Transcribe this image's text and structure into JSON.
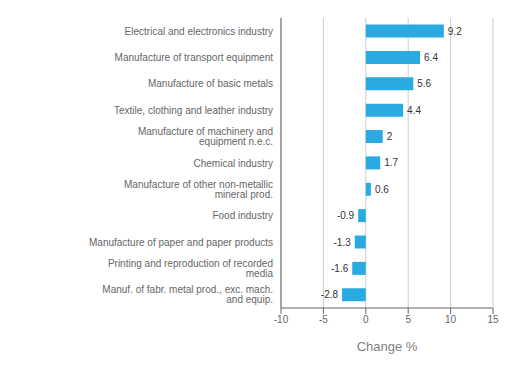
{
  "chart_data": {
    "type": "bar",
    "orientation": "horizontal",
    "categories": [
      "Manuf. of fabr. metal prod., exc. mach. and equip.",
      "Printing and reproduction of recorded media",
      "Manufacture of paper and paper products",
      "Food industry",
      "Manufacture of other non-metallic mineral prod.",
      "Chemical industry",
      "Manufacture of machinery and equipment n.e.c.",
      "Textile, clothing and leather industry",
      "Manufacture of basic metals",
      "Manufacture of transport equipment",
      "Electrical and electronics industry"
    ],
    "values": [
      -2.8,
      -1.6,
      -1.3,
      -0.9,
      0.6,
      1.7,
      2.0,
      4.4,
      5.6,
      6.4,
      9.2
    ],
    "color": "#29abe2",
    "xlabel": "Change %",
    "xlim": [
      -10,
      15
    ],
    "xticks": [
      -10,
      -5,
      0,
      5,
      10,
      15
    ],
    "grid": true,
    "data_labels": true
  }
}
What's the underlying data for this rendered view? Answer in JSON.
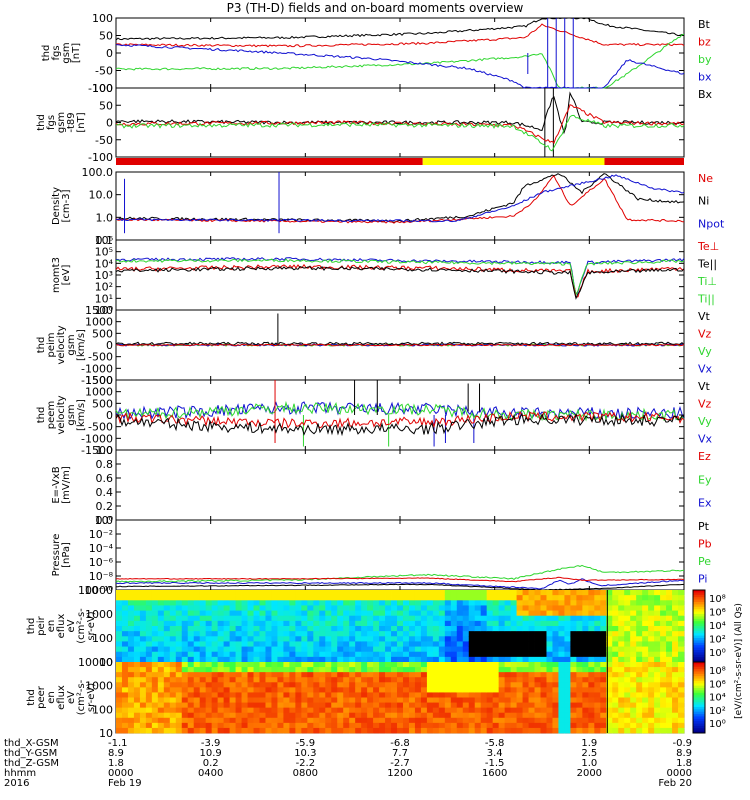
{
  "title": "P3 (TH-D) fields and on-board moments overview",
  "colors": {
    "black": "#000000",
    "red": "#e00000",
    "green": "#2fd62f",
    "blue": "#1010d0",
    "yellow": "#ffff00"
  },
  "panels": [
    {
      "id": "fgs",
      "ylabel": [
        "thd",
        "fgs",
        "gsm",
        "[nT]"
      ],
      "yticks": [
        "100",
        "50",
        "0",
        "-50",
        "-100"
      ],
      "legend": [
        {
          "text": "Bt",
          "color": "black"
        },
        {
          "text": "bz",
          "color": "red"
        },
        {
          "text": "by",
          "color": "green"
        },
        {
          "text": "bx",
          "color": "blue"
        }
      ]
    },
    {
      "id": "fgs_dsl",
      "ylabel": [
        "thd",
        "fgs",
        "gsm",
        "-t89",
        "[nT]"
      ],
      "yticks": [
        "100",
        "50",
        "0",
        "-50",
        "-100"
      ],
      "legend": [
        {
          "text": "Bx",
          "color": "black"
        }
      ]
    },
    {
      "id": "density",
      "ylabel": [
        "Density",
        "[cm-3]"
      ],
      "yticks": [
        "100.0",
        "10.0",
        "1.0",
        "0.1"
      ],
      "legend": [
        {
          "text": "Ne",
          "color": "red"
        },
        {
          "text": "Ni",
          "color": "black"
        },
        {
          "text": "Npot",
          "color": "blue"
        }
      ]
    },
    {
      "id": "temp",
      "ylabel": [
        "momt3",
        "[eV]"
      ],
      "yticks": [
        "10⁶",
        "10⁵",
        "10⁴",
        "10³",
        "10²",
        "10¹",
        "10⁰"
      ],
      "legend": [
        {
          "text": "Te⊥",
          "color": "red"
        },
        {
          "text": "Te||",
          "color": "black"
        },
        {
          "text": "Ti⊥",
          "color": "green"
        },
        {
          "text": "Ti||",
          "color": "green"
        }
      ]
    },
    {
      "id": "peim_vel",
      "ylabel": [
        "thd",
        "peim",
        "velocity",
        "gsm",
        "[km/s]"
      ],
      "yticks": [
        "1500",
        "1000",
        "500",
        "0",
        "-500",
        "-1000",
        "-1500"
      ],
      "legend": [
        {
          "text": "Vt",
          "color": "black"
        },
        {
          "text": "Vz",
          "color": "red"
        },
        {
          "text": "Vy",
          "color": "green"
        },
        {
          "text": "Vx",
          "color": "blue"
        }
      ]
    },
    {
      "id": "peem_vel",
      "ylabel": [
        "thd",
        "peem",
        "velocity",
        "gsm",
        "[km/s]"
      ],
      "yticks": [
        "1500",
        "1000",
        "500",
        "0",
        "-500",
        "-1000",
        "-1500"
      ],
      "legend": [
        {
          "text": "Vt",
          "color": "black"
        },
        {
          "text": "Vz",
          "color": "red"
        },
        {
          "text": "Vy",
          "color": "green"
        },
        {
          "text": "Vx",
          "color": "blue"
        }
      ]
    },
    {
      "id": "efield",
      "ylabel": [
        "E=-VxB",
        "[mV/m]"
      ],
      "yticks": [
        "1.0",
        "0.8",
        "0.6",
        "0.4",
        "0.2",
        "0.0"
      ],
      "legend": [
        {
          "text": "Ez",
          "color": "red"
        },
        {
          "text": "Ey",
          "color": "green"
        },
        {
          "text": "Ex",
          "color": "blue"
        }
      ]
    },
    {
      "id": "pressure",
      "ylabel": [
        "Pressure",
        "[nPa]"
      ],
      "yticks": [
        "10⁰",
        "10⁻²",
        "10⁻⁴",
        "10⁻⁶",
        "10⁻⁸",
        "10⁻¹⁰"
      ],
      "legend": [
        {
          "text": "Pt",
          "color": "black"
        },
        {
          "text": "Pb",
          "color": "red"
        },
        {
          "text": "Pe",
          "color": "green"
        },
        {
          "text": "Pi",
          "color": "blue"
        }
      ]
    },
    {
      "id": "peir_spec",
      "ylabel": [
        "thd",
        "peir",
        "en",
        "eflux",
        "eV",
        "(cm²-s-",
        "sr-eV)"
      ],
      "yticks": [
        "10000",
        "1000",
        "100",
        "10"
      ],
      "legend": []
    },
    {
      "id": "peer_spec",
      "ylabel": [
        "thd",
        "peer",
        "en",
        "eflux",
        "eV",
        "(cm²-s-",
        "sr-eV)"
      ],
      "yticks": [
        "10000",
        "1000",
        "100",
        "10"
      ],
      "legend": []
    }
  ],
  "colorbar": {
    "ticks": [
      "10⁸",
      "10⁶",
      "10⁴",
      "10²",
      "10⁰"
    ],
    "label": "[eV/(cm²-s-sr-eV)] (All Qs)"
  },
  "footer": {
    "rows": [
      {
        "label": "thd_X-GSM",
        "values": [
          "-1.1",
          "-3.9",
          "-5.9",
          "-6.8",
          "-5.8",
          "1.9",
          "-0.9"
        ]
      },
      {
        "label": "thd_Y-GSM",
        "values": [
          "8.9",
          "10.9",
          "10.3",
          "7.7",
          "3.4",
          "2.5",
          "8.9"
        ]
      },
      {
        "label": "thd_Z-GSM",
        "values": [
          "1.8",
          "0.2",
          "-2.2",
          "-2.7",
          "-1.5",
          "1.0",
          "1.8"
        ]
      },
      {
        "label": "hhmm",
        "values": [
          "0000",
          "0400",
          "0800",
          "1200",
          "1600",
          "2000",
          "0000"
        ]
      },
      {
        "label": "2016",
        "values": [
          "Feb 19",
          "",
          "",
          "",
          "",
          "",
          "Feb 20"
        ]
      }
    ]
  },
  "chart_data": {
    "type": "line",
    "title": "P3 (TH-D) fields and on-board moments overview",
    "x": [
      "0000",
      "0400",
      "0800",
      "1200",
      "1600",
      "2000",
      "0000"
    ],
    "xlabel": "hhmm",
    "series": [
      {
        "name": "Bt",
        "panel": "fgs",
        "values": [
          40,
          45,
          55,
          60,
          80,
          100,
          95
        ]
      },
      {
        "name": "bz",
        "panel": "fgs",
        "values": [
          25,
          20,
          25,
          30,
          45,
          100,
          40
        ]
      },
      {
        "name": "by",
        "panel": "fgs",
        "values": [
          -40,
          -45,
          -35,
          -20,
          0,
          -100,
          45
        ]
      },
      {
        "name": "bx",
        "panel": "fgs",
        "values": [
          20,
          5,
          -15,
          -40,
          -65,
          -100,
          -60
        ]
      },
      {
        "name": "Ni",
        "panel": "density",
        "values": [
          0.35,
          0.3,
          0.3,
          0.25,
          2.0,
          100,
          0.6
        ]
      },
      {
        "name": "Ne",
        "panel": "density",
        "values": [
          0.4,
          0.35,
          0.35,
          0.3,
          1.0,
          5.0,
          0.3
        ]
      },
      {
        "name": "Pt",
        "panel": "pressure",
        "values": [
          0.04,
          0.04,
          0.05,
          0.06,
          0.3,
          0.5,
          0.1
        ]
      }
    ]
  }
}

################

§ **Objective**
Pull every line containing "board" out of the records.

§ **Reply**
  "title": "P3 (TH-D) fields and on-board moments overview",
    "title": "P3 (TH-D) fields and on-board moments overview",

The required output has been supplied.